# Records provided:

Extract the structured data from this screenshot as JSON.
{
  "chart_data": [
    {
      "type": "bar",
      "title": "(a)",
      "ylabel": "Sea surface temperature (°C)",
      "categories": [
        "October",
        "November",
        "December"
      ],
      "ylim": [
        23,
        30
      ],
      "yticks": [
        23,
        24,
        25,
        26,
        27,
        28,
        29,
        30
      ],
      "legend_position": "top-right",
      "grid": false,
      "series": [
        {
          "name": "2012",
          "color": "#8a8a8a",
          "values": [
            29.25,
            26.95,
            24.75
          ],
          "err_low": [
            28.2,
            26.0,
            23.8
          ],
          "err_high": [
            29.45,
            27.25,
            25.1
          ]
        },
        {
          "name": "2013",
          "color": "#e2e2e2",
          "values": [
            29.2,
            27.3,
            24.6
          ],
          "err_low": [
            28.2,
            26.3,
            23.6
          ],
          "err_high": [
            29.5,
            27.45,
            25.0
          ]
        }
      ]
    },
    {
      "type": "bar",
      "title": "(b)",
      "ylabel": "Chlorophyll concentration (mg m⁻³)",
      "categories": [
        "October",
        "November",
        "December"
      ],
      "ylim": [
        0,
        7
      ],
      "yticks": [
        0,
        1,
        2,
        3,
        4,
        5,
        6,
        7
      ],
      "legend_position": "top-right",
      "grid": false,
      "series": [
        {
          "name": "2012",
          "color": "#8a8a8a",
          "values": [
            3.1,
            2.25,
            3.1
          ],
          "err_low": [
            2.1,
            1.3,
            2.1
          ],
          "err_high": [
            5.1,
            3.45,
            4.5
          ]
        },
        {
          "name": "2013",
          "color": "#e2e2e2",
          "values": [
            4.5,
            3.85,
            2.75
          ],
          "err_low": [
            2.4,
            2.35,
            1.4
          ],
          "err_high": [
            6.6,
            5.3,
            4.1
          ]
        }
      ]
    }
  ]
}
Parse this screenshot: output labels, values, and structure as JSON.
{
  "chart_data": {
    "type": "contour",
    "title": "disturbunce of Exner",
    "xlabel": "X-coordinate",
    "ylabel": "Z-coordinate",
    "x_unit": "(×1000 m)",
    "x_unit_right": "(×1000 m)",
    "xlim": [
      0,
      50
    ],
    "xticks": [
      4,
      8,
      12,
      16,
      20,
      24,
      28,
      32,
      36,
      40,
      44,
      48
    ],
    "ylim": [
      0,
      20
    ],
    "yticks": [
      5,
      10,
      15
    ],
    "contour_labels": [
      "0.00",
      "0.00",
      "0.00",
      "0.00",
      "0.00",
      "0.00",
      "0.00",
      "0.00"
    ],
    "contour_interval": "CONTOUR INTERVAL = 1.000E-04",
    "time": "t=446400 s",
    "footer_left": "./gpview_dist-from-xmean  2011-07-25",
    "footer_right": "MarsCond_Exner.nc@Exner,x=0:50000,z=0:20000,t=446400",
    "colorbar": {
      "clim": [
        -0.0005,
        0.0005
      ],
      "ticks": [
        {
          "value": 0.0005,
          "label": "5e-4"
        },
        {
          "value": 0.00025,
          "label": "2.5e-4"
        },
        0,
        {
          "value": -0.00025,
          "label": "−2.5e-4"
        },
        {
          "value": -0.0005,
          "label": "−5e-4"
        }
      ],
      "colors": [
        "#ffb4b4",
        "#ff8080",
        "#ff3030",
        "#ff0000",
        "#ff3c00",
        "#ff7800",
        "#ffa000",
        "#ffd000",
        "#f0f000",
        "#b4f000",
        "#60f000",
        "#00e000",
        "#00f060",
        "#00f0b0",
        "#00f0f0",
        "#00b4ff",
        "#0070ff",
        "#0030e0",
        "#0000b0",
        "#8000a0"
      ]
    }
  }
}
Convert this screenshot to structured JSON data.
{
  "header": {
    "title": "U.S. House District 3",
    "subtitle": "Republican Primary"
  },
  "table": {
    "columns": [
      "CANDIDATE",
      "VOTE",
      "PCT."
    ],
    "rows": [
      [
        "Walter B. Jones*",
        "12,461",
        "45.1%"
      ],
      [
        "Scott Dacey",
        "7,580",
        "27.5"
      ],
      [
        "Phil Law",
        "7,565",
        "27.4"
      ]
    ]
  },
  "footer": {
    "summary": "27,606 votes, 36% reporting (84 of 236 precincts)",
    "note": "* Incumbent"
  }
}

# What to work on:
Your answer should be a single number: the count of lines in the entries that contain the word "structured".

# Output below:
2